--- GIVEN EXERCISE ---
Collect all lines from the listing that include the string "için".

--- STORED DATA ---
--- Start ---

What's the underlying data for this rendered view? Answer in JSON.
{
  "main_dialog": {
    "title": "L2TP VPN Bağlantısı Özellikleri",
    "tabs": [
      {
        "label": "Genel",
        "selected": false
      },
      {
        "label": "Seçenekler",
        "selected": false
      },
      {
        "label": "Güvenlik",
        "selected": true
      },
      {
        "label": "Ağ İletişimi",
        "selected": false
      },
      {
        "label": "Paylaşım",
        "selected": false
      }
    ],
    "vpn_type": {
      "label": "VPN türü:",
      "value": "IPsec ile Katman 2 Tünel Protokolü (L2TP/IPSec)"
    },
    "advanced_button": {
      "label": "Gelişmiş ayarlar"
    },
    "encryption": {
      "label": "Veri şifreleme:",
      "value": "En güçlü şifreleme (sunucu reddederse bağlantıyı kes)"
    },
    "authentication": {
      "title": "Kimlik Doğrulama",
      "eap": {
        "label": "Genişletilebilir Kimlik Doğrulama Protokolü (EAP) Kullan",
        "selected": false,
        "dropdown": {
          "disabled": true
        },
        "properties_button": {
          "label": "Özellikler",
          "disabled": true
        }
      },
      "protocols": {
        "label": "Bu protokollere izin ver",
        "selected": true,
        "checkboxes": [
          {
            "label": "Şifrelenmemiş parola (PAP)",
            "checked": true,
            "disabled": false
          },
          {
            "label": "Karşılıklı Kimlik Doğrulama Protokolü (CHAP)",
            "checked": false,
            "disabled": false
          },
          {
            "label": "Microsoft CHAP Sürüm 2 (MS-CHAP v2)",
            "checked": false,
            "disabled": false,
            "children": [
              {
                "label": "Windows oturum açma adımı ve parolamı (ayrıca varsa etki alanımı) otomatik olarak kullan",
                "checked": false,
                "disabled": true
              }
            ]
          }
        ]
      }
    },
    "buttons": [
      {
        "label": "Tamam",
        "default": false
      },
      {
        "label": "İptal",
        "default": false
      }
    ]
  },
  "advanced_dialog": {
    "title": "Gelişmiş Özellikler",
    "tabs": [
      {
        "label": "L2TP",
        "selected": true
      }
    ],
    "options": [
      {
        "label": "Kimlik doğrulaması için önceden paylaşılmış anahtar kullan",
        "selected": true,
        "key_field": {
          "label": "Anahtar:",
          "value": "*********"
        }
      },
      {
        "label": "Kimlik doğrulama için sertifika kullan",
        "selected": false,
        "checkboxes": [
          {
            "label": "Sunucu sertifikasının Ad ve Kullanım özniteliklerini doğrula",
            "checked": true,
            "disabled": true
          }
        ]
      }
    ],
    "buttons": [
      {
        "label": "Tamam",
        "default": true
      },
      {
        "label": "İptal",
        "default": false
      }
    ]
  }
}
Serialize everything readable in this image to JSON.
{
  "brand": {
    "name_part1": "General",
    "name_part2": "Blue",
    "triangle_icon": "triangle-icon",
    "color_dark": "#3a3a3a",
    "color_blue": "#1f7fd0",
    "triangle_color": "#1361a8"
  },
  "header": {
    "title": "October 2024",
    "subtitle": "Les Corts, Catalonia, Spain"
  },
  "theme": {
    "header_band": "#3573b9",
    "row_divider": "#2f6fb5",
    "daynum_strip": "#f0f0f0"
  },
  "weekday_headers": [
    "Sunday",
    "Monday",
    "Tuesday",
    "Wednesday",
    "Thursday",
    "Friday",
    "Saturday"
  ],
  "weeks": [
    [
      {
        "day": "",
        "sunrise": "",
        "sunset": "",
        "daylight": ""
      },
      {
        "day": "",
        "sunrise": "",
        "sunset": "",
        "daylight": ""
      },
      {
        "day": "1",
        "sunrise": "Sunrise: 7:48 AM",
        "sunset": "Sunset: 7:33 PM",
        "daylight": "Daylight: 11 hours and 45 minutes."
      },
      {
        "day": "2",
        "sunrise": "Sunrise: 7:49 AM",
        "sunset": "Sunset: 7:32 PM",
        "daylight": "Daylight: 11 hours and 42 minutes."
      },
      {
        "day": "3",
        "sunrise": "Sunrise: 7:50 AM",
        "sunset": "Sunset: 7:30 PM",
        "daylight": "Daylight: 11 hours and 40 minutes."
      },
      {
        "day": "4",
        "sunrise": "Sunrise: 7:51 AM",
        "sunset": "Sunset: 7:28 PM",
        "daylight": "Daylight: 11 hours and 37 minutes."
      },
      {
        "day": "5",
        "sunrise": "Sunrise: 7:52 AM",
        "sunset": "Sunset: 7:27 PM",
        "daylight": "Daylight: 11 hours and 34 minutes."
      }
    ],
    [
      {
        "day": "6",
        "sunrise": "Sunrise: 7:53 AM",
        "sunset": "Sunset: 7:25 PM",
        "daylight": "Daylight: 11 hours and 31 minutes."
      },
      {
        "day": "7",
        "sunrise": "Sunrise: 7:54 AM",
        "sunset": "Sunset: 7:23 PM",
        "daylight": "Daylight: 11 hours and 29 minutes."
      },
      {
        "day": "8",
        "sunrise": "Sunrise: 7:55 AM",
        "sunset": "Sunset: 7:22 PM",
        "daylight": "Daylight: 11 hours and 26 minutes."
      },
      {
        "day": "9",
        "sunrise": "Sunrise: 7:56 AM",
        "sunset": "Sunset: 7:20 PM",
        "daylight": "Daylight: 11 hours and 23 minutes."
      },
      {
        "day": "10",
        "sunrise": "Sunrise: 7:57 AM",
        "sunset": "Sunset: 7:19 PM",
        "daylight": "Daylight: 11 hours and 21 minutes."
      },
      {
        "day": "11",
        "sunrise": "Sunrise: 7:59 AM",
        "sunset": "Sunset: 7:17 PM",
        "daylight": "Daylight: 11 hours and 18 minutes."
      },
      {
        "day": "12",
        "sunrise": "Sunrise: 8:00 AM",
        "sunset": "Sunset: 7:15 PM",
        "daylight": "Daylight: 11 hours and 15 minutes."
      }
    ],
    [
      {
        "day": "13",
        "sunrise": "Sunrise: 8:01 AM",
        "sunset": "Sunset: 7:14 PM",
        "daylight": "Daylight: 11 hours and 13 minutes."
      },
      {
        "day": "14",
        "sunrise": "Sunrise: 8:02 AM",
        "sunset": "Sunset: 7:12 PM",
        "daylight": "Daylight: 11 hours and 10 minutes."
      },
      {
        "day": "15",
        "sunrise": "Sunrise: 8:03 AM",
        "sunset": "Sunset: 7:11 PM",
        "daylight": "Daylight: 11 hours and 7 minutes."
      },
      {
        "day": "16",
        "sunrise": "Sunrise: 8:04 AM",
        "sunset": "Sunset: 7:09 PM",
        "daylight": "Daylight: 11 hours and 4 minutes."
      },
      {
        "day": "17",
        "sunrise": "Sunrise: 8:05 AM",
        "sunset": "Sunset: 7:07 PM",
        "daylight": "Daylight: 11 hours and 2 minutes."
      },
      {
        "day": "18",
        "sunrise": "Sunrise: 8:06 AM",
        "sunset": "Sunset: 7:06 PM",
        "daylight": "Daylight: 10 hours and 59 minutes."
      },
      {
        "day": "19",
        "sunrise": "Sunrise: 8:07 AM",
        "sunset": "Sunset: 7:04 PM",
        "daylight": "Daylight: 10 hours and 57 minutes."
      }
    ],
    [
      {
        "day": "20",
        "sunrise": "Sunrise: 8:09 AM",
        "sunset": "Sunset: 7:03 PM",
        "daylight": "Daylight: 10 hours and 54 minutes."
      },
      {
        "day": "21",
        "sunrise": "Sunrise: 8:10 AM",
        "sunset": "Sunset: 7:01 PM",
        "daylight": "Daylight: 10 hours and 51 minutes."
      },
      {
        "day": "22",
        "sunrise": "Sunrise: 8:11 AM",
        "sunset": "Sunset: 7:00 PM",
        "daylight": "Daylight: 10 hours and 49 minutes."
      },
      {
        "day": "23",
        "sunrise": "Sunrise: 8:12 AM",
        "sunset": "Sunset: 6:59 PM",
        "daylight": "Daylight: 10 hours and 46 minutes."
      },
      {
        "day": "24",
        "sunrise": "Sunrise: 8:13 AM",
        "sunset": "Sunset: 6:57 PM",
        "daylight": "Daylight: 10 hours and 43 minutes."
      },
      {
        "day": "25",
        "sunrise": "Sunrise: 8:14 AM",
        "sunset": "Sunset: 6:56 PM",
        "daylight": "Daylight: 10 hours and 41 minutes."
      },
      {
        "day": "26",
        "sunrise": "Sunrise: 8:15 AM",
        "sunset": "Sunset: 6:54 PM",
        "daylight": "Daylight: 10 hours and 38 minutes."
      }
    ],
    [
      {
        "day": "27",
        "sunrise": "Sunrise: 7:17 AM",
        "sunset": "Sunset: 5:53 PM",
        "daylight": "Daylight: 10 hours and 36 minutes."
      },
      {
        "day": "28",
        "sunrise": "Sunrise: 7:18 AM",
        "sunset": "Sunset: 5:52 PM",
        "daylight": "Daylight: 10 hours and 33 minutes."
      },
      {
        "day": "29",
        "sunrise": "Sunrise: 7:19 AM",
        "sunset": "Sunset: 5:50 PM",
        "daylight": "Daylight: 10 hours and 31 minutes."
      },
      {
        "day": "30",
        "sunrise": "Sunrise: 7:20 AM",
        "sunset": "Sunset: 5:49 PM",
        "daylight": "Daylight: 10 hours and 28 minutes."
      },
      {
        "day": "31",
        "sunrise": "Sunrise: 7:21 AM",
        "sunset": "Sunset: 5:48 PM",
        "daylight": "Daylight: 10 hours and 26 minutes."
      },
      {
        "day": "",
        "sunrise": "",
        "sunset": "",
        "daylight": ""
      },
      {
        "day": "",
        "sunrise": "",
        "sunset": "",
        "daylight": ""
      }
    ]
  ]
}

--- End ---

--- RIGHT ANSWER ---
        "label": "Kimlik doğrulaması için önceden paylaşılmış anahtar kullan",
        "label": "Kimlik doğrulama için sertifika kullan",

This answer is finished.